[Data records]
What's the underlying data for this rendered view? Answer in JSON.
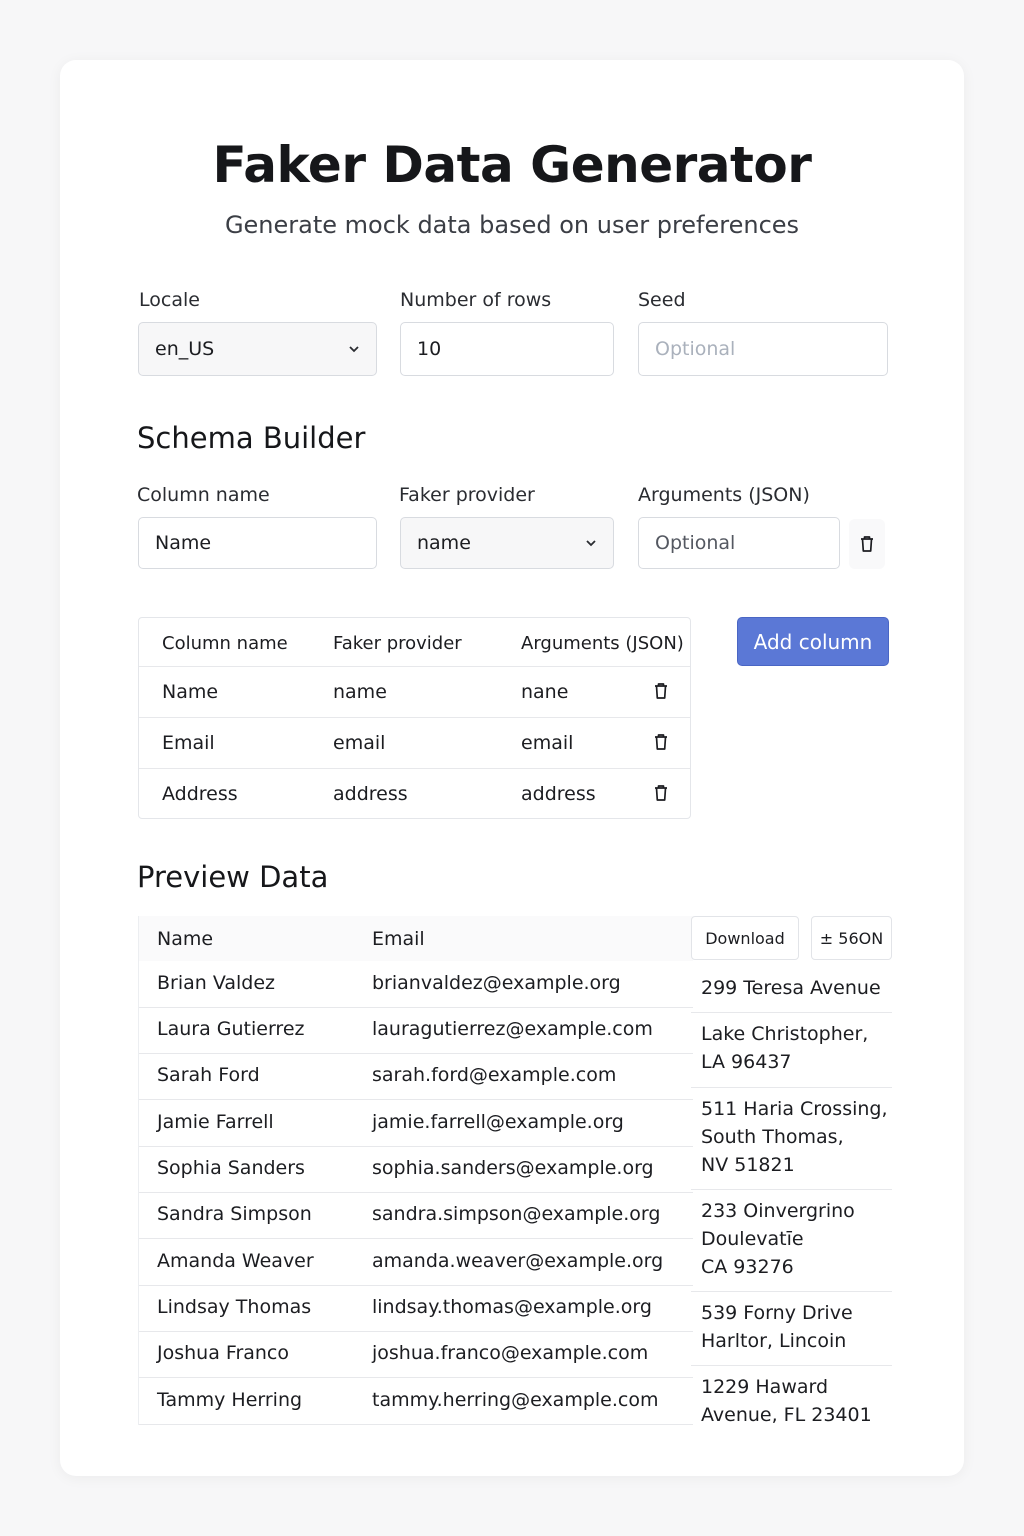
{
  "header": {
    "title": "Faker Data Generator",
    "subtitle": "Generate mock data based on user preferences"
  },
  "settings": {
    "locale_label": "Locale",
    "locale_value": "en_US",
    "rows_label": "Number of rows",
    "rows_value": "10",
    "seed_label": "Seed",
    "seed_placeholder": "Optional"
  },
  "schema": {
    "title": "Schema Builder",
    "column_name_label": "Column name",
    "column_name_value": "Name",
    "provider_label": "Faker provider",
    "provider_value": "name",
    "args_label": "Arguments (JSON)",
    "args_placeholder": "Optional",
    "add_button": "Add column",
    "table_headers": [
      "Column name",
      "Faker provider",
      "Arguments (JSON)"
    ],
    "rows": [
      {
        "column": "Name",
        "provider": "name",
        "args": "nane"
      },
      {
        "column": "Email",
        "provider": "email",
        "args": "email"
      },
      {
        "column": "Address",
        "provider": "address",
        "args": "address"
      }
    ]
  },
  "preview": {
    "title": "Preview Data",
    "headers": [
      "Name",
      "Email"
    ],
    "download_button": "Download",
    "json_button": "± 56ON",
    "rows": [
      {
        "name": "Brian Valdez",
        "email": "brianvaldez@example.org"
      },
      {
        "name": "Laura Gutierrez",
        "email": "lauragutierrez@example.com"
      },
      {
        "name": "Sarah Ford",
        "email": "sarah.ford@example.com"
      },
      {
        "name": "Jamie Farrell",
        "email": "jamie.farrell@example.org"
      },
      {
        "name": "Sophia Sanders",
        "email": "sophia.sanders@example.org"
      },
      {
        "name": "Sandra Simpson",
        "email": "sandra.simpson@example.org"
      },
      {
        "name": "Amanda Weaver",
        "email": "amanda.weaver@example.org"
      },
      {
        "name": "Lindsay Thomas",
        "email": "lindsay.thomas@example.org"
      },
      {
        "name": "Joshua Franco",
        "email": "joshua.franco@example.com"
      },
      {
        "name": "Tammy Herring",
        "email": "tammy.herring@example.com"
      }
    ],
    "addresses": [
      [
        "299 Teresa Avenue"
      ],
      [
        "Lake Christopher,",
        "LA 96437"
      ],
      [
        "511 Haria Crossing,",
        "South Thomas,",
        "NV 51821"
      ],
      [
        "233 Oinvergrino",
        "Doulevatīe",
        "CA 93276"
      ],
      [
        "539 Forny Drive",
        "Harltor, Lincoin"
      ],
      [
        "1229 Haward",
        "Avenue, FL 23401"
      ]
    ]
  },
  "icons": {
    "trash": "trash-icon",
    "chevron": "chevron-down-icon"
  },
  "colors": {
    "accent": "#5b78d6",
    "background": "#f7f7f8",
    "card": "#ffffff"
  }
}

WHAT YOU SHOULD DO
Give every line back word for word and leave the pictures out.

RESPONSE
What's the underlying data for this rendered view? Answer in JSON.
{
  "header": {
    "title": "Faker Data Generator",
    "subtitle": "Generate mock data based on user preferences"
  },
  "settings": {
    "locale_label": "Locale",
    "locale_value": "en_US",
    "rows_label": "Number of rows",
    "rows_value": "10",
    "seed_label": "Seed",
    "seed_placeholder": "Optional"
  },
  "schema": {
    "title": "Schema Builder",
    "column_name_label": "Column name",
    "column_name_value": "Name",
    "provider_label": "Faker provider",
    "provider_value": "name",
    "args_label": "Arguments (JSON)",
    "args_placeholder": "Optional",
    "add_button": "Add column",
    "table_headers": [
      "Column name",
      "Faker provider",
      "Arguments (JSON)"
    ],
    "rows": [
      {
        "column": "Name",
        "provider": "name",
        "args": "nane"
      },
      {
        "column": "Email",
        "provider": "email",
        "args": "email"
      },
      {
        "column": "Address",
        "provider": "address",
        "args": "address"
      }
    ]
  },
  "preview": {
    "title": "Preview Data",
    "headers": [
      "Name",
      "Email"
    ],
    "download_button": "Download",
    "json_button": "± 56ON",
    "rows": [
      {
        "name": "Brian Valdez",
        "email": "brianvaldez@example.org"
      },
      {
        "name": "Laura Gutierrez",
        "email": "lauragutierrez@example.com"
      },
      {
        "name": "Sarah Ford",
        "email": "sarah.ford@example.com"
      },
      {
        "name": "Jamie Farrell",
        "email": "jamie.farrell@example.org"
      },
      {
        "name": "Sophia Sanders",
        "email": "sophia.sanders@example.org"
      },
      {
        "name": "Sandra Simpson",
        "email": "sandra.simpson@example.org"
      },
      {
        "name": "Amanda Weaver",
        "email": "amanda.weaver@example.org"
      },
      {
        "name": "Lindsay Thomas",
        "email": "lindsay.thomas@example.org"
      },
      {
        "name": "Joshua Franco",
        "email": "joshua.franco@example.com"
      },
      {
        "name": "Tammy Herring",
        "email": "tammy.herring@example.com"
      }
    ],
    "addresses": [
      [
        "299 Teresa Avenue"
      ],
      [
        "Lake Christopher,",
        "LA 96437"
      ],
      [
        "511 Haria Crossing,",
        "South Thomas,",
        "NV 51821"
      ],
      [
        "233 Oinvergrino",
        "Doulevatīe",
        "CA 93276"
      ],
      [
        "539 Forny Drive",
        "Harltor, Lincoin"
      ],
      [
        "1229 Haward",
        "Avenue, FL 23401"
      ]
    ]
  },
  "icons": {
    "trash": "trash-icon",
    "chevron": "chevron-down-icon"
  },
  "colors": {
    "accent": "#5b78d6",
    "background": "#f7f7f8",
    "card": "#ffffff"
  }
}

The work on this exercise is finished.